+++ Input material
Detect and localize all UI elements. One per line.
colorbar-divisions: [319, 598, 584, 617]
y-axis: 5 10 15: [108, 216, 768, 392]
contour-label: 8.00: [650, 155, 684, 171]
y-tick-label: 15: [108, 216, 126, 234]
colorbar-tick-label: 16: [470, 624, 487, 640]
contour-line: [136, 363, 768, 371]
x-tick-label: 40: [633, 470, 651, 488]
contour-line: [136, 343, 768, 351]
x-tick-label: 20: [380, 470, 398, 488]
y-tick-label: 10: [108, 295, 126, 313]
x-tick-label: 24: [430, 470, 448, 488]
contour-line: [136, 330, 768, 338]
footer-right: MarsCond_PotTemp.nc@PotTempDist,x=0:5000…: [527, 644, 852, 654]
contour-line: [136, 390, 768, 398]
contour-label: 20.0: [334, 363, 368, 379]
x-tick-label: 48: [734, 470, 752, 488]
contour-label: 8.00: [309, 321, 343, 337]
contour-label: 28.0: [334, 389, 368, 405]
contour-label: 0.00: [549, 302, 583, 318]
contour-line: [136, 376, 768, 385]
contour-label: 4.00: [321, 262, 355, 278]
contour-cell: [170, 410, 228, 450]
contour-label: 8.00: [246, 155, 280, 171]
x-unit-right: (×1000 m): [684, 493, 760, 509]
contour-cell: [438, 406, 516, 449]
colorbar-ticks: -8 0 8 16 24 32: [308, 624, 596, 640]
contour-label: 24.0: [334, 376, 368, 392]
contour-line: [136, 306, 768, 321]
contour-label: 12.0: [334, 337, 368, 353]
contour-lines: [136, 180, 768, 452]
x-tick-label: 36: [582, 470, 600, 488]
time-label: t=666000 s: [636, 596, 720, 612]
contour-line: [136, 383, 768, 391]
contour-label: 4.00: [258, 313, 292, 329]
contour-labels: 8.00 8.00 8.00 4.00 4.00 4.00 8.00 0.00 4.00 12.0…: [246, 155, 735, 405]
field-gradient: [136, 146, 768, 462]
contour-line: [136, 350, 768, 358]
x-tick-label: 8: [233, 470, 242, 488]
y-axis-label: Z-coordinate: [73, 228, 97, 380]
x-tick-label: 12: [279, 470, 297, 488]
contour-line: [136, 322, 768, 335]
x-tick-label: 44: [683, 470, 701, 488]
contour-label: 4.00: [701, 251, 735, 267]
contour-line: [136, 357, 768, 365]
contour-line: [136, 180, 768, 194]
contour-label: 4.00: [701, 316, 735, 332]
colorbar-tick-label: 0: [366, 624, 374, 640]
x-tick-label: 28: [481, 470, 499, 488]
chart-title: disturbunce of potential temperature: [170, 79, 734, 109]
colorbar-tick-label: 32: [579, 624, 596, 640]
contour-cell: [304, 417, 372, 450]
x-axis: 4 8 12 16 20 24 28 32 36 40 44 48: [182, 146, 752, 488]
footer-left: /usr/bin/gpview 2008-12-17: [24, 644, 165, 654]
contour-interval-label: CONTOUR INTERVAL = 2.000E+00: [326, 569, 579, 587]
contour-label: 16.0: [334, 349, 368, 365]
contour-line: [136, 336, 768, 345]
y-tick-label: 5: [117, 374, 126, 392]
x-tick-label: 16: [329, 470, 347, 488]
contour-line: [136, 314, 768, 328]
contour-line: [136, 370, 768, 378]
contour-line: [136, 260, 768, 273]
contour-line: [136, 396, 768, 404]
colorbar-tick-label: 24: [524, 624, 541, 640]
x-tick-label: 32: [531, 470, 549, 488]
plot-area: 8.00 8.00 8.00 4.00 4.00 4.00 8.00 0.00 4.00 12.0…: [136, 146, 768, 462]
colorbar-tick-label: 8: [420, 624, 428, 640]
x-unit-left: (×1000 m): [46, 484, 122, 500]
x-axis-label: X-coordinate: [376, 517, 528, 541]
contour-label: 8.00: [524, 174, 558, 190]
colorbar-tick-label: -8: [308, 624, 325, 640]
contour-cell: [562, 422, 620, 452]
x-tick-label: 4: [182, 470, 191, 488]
++++++
**Written instruction**
Repeat all of the data above line by line, with no changes.

**Problem solution**
Detect and localize all UI elements. One per line.
colorbar-divisions: [319, 598, 584, 617]
y-axis: 5 10 15: [108, 216, 768, 392]
contour-label: 8.00: [650, 155, 684, 171]
y-tick-label: 15: [108, 216, 126, 234]
colorbar-tick-label: 16: [470, 624, 487, 640]
contour-line: [136, 363, 768, 371]
x-tick-label: 40: [633, 470, 651, 488]
contour-line: [136, 343, 768, 351]
x-tick-label: 20: [380, 470, 398, 488]
y-tick-label: 10: [108, 295, 126, 313]
x-tick-label: 24: [430, 470, 448, 488]
contour-line: [136, 330, 768, 338]
footer-right: MarsCond_PotTemp.nc@PotTempDist,x=0:5000…: [527, 644, 852, 654]
contour-line: [136, 390, 768, 398]
contour-label: 20.0: [334, 363, 368, 379]
x-tick-label: 48: [734, 470, 752, 488]
contour-label: 8.00: [309, 321, 343, 337]
contour-label: 28.0: [334, 389, 368, 405]
contour-label: 0.00: [549, 302, 583, 318]
contour-line: [136, 376, 768, 385]
contour-label: 4.00: [321, 262, 355, 278]
contour-cell: [170, 410, 228, 450]
contour-label: 8.00: [246, 155, 280, 171]
x-unit-right: (×1000 m): [684, 493, 760, 509]
contour-cell: [438, 406, 516, 449]
colorbar-ticks: -8 0 8 16 24 32: [308, 624, 596, 640]
contour-label: 24.0: [334, 376, 368, 392]
contour-line: [136, 306, 768, 321]
contour-label: 12.0: [334, 337, 368, 353]
contour-lines: [136, 180, 768, 452]
x-tick-label: 36: [582, 470, 600, 488]
time-label: t=666000 s: [636, 596, 720, 612]
contour-line: [136, 383, 768, 391]
contour-label: 4.00: [258, 313, 292, 329]
contour-labels: 8.00 8.00 8.00 4.00 4.00 4.00 8.00 0.00 4.00 12.0…: [246, 155, 735, 405]
field-gradient: [136, 146, 768, 462]
contour-line: [136, 350, 768, 358]
x-tick-label: 8: [233, 470, 242, 488]
y-axis-label: Z-coordinate: [73, 228, 97, 380]
x-tick-label: 12: [279, 470, 297, 488]
contour-line: [136, 322, 768, 335]
x-tick-label: 44: [683, 470, 701, 488]
contour-label: 4.00: [701, 251, 735, 267]
contour-line: [136, 357, 768, 365]
contour-line: [136, 180, 768, 194]
contour-label: 4.00: [701, 316, 735, 332]
colorbar-tick-label: 0: [366, 624, 374, 640]
x-tick-label: 28: [481, 470, 499, 488]
chart-title: disturbunce of potential temperature: [170, 79, 734, 109]
colorbar-tick-label: 32: [579, 624, 596, 640]
contour-cell: [304, 417, 372, 450]
x-axis: 4 8 12 16 20 24 28 32 36 40 44 48: [182, 146, 752, 488]
footer-left: /usr/bin/gpview 2008-12-17: [24, 644, 165, 654]
contour-interval-label: CONTOUR INTERVAL = 2.000E+00: [326, 569, 579, 587]
contour-label: 16.0: [334, 349, 368, 365]
contour-line: [136, 336, 768, 345]
y-tick-label: 5: [117, 374, 126, 392]
x-tick-label: 16: [329, 470, 347, 488]
contour-line: [136, 314, 768, 328]
contour-line: [136, 370, 768, 378]
contour-line: [136, 260, 768, 273]
contour-line: [136, 396, 768, 404]
colorbar-tick-label: 24: [524, 624, 541, 640]
x-tick-label: 32: [531, 470, 549, 488]
plot-area: 8.00 8.00 8.00 4.00 4.00 4.00 8.00 0.00 4.00 12.0…: [136, 146, 768, 462]
colorbar-tick-label: 8: [420, 624, 428, 640]
x-unit-left: (×1000 m): [46, 484, 122, 500]
x-axis-label: X-coordinate: [376, 517, 528, 541]
contour-label: 8.00: [524, 174, 558, 190]
colorbar-tick-label: -8: [308, 624, 325, 640]
contour-cell: [562, 422, 620, 452]
x-tick-label: 4: [182, 470, 191, 488]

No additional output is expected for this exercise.